- _PROBLEM DESCRIPTION_
Give back exactly the lines running from the line with "What's the underlying" to the end of the entries, and only those lines.

[Dataset excerpt]
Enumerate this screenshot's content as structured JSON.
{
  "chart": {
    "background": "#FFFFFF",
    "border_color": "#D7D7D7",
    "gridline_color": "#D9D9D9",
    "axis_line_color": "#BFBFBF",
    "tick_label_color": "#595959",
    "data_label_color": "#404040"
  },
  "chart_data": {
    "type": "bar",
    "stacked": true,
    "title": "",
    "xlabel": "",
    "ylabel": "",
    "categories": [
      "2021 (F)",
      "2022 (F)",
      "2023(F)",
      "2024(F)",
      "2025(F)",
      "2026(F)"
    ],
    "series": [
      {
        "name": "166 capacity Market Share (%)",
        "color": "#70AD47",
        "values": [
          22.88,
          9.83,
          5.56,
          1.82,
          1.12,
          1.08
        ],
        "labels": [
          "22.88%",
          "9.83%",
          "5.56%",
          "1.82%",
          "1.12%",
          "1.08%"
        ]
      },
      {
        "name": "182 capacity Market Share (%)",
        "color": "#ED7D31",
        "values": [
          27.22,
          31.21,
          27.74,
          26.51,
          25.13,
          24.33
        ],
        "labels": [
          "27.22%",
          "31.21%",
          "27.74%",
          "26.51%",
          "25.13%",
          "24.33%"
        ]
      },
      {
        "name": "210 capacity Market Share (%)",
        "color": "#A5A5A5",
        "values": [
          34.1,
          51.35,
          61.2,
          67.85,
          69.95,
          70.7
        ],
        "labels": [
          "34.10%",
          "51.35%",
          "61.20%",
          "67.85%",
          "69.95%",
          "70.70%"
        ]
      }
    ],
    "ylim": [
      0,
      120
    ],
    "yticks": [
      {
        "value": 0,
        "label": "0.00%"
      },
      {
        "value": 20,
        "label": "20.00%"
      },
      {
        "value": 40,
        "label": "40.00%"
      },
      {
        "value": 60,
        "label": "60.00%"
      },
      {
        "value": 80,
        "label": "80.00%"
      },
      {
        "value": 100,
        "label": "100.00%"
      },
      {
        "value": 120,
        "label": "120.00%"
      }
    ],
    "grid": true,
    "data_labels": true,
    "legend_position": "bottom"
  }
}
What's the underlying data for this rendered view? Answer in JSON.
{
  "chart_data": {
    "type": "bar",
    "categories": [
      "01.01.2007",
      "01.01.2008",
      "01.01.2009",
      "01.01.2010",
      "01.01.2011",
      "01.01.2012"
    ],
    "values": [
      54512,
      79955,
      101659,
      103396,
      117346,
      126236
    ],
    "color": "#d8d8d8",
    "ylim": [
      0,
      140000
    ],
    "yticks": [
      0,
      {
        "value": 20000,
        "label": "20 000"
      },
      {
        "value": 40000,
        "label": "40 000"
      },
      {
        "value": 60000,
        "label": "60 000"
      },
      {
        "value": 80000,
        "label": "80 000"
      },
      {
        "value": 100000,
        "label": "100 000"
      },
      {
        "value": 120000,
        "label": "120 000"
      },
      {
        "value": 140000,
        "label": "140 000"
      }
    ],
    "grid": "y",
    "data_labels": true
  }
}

- _REPLY TO THE EXERCISE_
What's the underlying data for this rendered view? Answer in JSON.
{
  "chart_data": {
    "type": "bar",
    "categories": [
      "01.01.2007",
      "01.01.2008",
      "01.01.2009",
      "01.01.2010",
      "01.01.2011",
      "01.01.2012"
    ],
    "values": [
      54512,
      79955,
      101659,
      103396,
      117346,
      126236
    ],
    "color": "#d8d8d8",
    "ylim": [
      0,
      140000
    ],
    "yticks": [
      0,
      {
        "value": 20000,
        "label": "20 000"
      },
      {
        "value": 40000,
        "label": "40 000"
      },
      {
        "value": 60000,
        "label": "60 000"
      },
      {
        "value": 80000,
        "label": "80 000"
      },
      {
        "value": 100000,
        "label": "100 000"
      },
      {
        "value": 120000,
        "label": "120 000"
      },
      {
        "value": 140000,
        "label": "140 000"
      }
    ],
    "grid": "y",
    "data_labels": true
  }
}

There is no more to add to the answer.